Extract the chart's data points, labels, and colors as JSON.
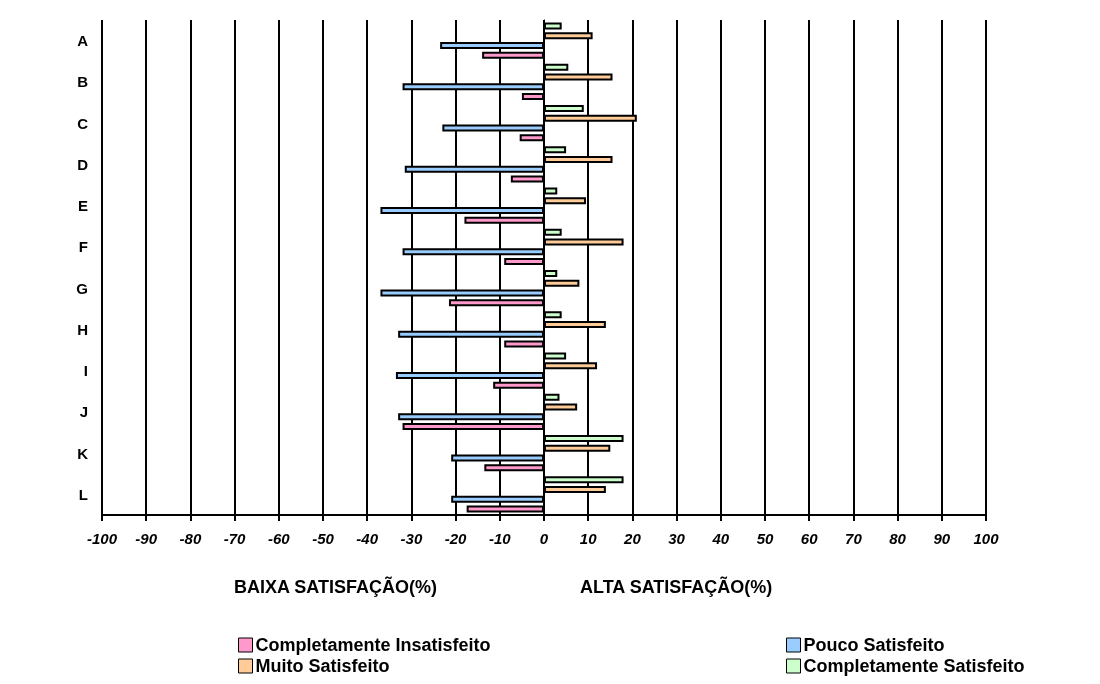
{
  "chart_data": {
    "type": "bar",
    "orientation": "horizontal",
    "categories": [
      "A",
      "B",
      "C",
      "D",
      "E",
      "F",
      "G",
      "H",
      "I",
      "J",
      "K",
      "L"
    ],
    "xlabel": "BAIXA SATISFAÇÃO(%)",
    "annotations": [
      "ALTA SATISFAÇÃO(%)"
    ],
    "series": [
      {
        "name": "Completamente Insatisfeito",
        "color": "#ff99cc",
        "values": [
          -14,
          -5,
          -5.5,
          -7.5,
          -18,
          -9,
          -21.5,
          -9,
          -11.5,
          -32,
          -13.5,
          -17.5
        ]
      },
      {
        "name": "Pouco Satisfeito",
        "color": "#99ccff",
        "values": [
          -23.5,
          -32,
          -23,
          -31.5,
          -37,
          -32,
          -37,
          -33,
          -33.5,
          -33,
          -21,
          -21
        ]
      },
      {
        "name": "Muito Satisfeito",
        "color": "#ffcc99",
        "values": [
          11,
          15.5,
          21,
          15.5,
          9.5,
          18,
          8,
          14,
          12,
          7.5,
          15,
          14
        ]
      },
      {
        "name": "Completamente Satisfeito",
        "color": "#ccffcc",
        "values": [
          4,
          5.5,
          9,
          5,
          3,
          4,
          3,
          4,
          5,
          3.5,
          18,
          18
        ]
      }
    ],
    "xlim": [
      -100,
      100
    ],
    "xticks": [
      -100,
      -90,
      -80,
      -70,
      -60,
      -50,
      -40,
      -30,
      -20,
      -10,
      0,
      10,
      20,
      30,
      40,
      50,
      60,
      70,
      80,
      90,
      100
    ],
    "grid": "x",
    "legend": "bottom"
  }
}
==
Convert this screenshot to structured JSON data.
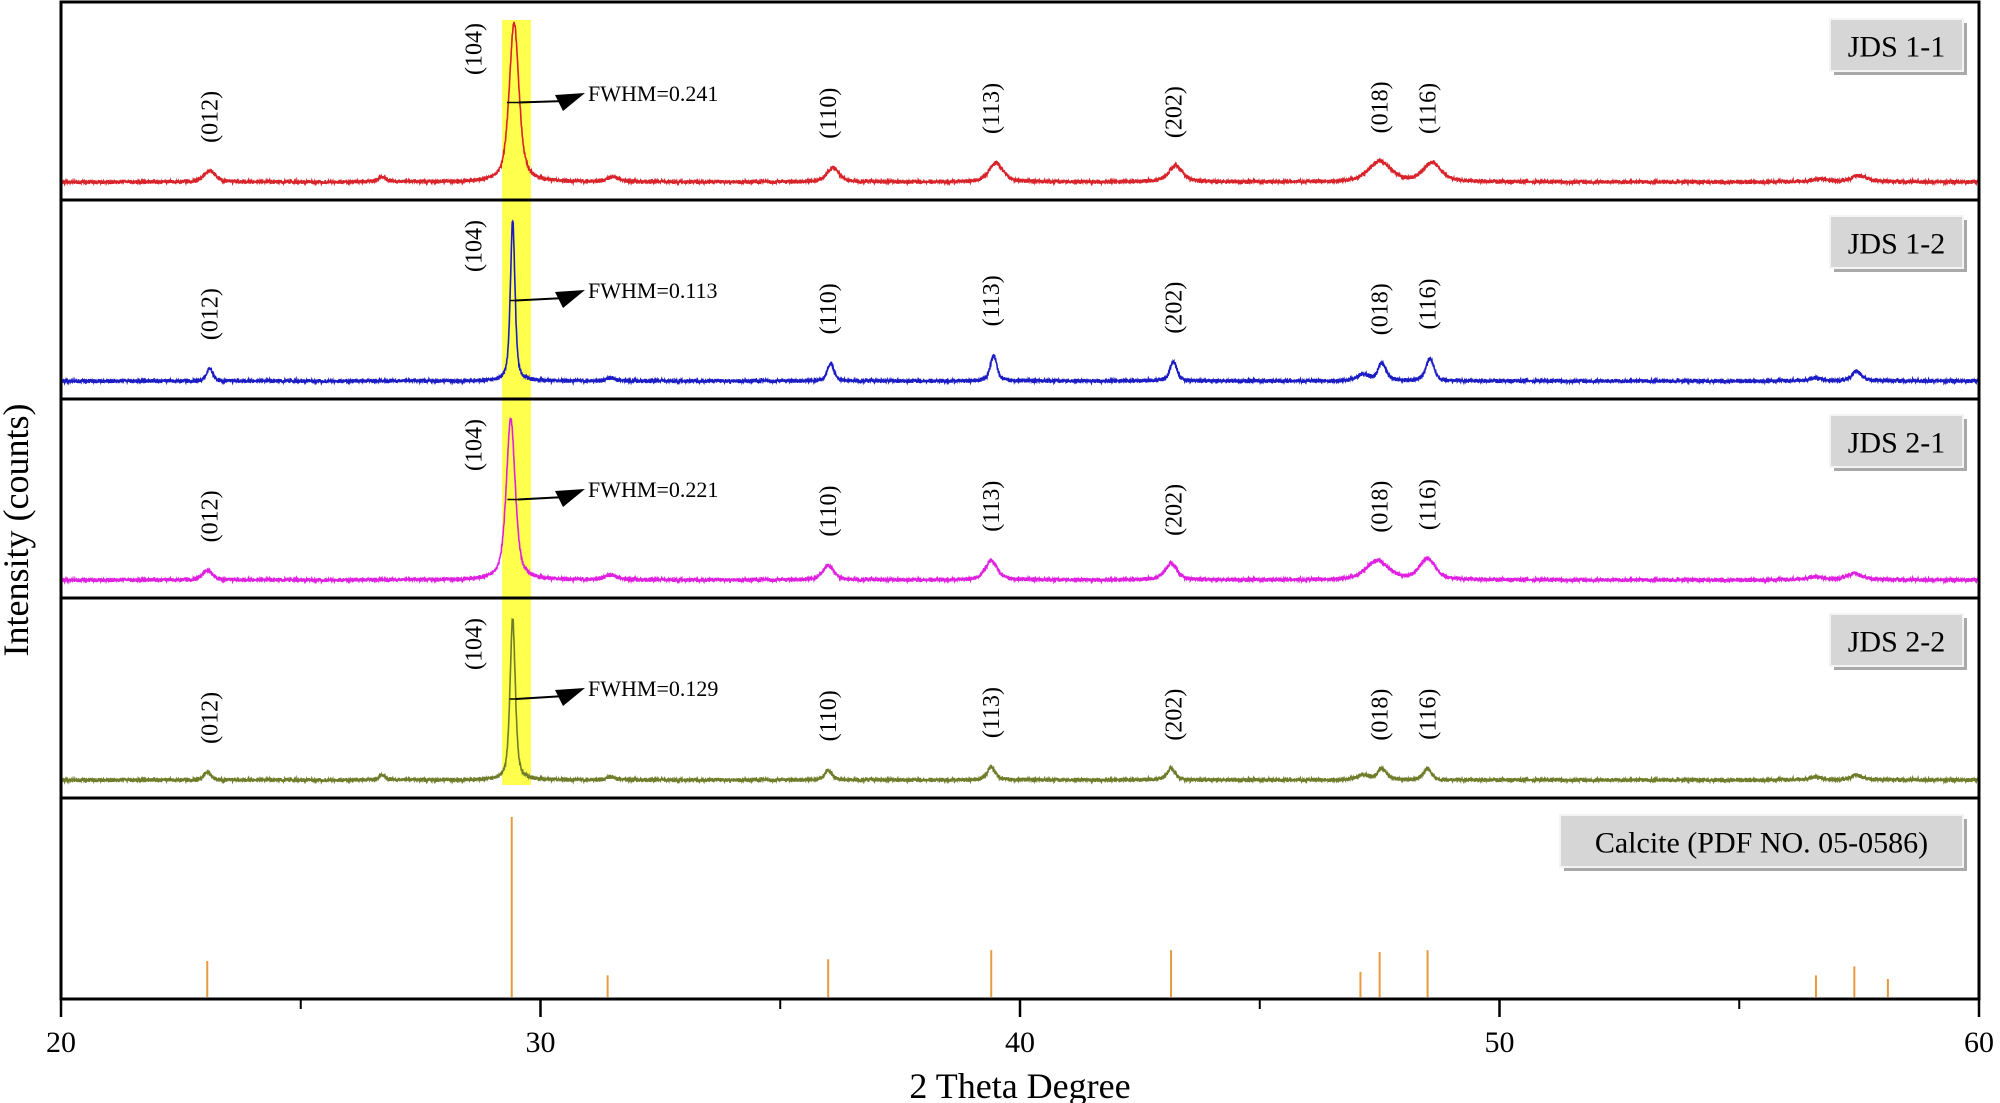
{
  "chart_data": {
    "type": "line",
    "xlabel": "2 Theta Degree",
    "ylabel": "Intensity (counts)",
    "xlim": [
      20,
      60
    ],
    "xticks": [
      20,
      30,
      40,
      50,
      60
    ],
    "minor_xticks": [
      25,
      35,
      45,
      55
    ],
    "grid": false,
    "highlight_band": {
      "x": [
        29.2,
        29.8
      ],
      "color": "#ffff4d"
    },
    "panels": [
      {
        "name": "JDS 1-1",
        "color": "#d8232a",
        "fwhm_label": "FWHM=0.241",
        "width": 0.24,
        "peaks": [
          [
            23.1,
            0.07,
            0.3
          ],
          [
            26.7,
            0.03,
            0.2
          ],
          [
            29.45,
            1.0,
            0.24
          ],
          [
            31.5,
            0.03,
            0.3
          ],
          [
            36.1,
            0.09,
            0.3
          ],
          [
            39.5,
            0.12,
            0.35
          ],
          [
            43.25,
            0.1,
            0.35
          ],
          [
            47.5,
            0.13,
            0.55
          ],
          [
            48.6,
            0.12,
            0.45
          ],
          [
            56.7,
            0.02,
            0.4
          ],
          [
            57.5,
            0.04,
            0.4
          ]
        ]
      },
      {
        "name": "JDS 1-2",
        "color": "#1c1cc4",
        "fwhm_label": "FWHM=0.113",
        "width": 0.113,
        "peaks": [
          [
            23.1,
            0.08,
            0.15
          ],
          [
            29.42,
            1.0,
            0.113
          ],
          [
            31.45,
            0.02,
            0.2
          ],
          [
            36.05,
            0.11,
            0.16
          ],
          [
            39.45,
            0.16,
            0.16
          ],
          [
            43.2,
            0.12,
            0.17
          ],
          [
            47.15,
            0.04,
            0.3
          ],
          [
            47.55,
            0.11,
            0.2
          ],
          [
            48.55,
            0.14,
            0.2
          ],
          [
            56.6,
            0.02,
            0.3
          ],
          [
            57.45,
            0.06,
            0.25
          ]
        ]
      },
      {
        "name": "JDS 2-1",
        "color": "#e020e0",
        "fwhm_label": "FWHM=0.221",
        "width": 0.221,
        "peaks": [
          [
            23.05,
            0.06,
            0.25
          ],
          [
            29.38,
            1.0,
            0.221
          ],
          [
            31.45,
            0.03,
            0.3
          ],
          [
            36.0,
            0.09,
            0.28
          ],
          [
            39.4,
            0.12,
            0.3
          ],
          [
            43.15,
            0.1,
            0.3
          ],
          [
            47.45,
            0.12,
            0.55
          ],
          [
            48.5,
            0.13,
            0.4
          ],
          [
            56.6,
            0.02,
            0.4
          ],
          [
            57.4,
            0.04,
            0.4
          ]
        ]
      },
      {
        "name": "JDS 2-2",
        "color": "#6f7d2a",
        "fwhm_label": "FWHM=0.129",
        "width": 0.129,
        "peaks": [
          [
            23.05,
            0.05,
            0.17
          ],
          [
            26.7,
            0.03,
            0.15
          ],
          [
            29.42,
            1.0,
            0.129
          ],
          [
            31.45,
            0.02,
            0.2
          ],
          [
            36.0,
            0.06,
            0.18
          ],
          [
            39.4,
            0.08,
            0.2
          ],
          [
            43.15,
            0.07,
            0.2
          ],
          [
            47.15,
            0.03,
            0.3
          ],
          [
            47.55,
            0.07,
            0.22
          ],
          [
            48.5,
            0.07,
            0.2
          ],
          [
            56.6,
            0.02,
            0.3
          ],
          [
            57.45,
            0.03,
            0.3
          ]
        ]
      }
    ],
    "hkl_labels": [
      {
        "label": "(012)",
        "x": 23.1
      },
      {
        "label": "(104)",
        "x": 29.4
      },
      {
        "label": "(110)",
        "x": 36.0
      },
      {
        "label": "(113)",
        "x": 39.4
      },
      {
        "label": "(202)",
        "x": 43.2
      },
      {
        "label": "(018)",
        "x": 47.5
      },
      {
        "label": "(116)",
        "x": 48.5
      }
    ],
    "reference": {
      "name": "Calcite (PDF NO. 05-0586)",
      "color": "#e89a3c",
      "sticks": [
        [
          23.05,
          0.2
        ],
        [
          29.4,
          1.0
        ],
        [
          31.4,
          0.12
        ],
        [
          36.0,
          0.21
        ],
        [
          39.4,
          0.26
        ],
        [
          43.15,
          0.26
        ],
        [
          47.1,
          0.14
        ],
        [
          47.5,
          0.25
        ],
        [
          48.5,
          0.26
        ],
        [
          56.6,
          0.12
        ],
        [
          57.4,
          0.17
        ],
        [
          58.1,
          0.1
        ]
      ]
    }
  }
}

_GOAL OF THE EXERCISE_
The answer is one number: how many lines of the material above contain "name".

_ANSWER TO THIS TASK_
9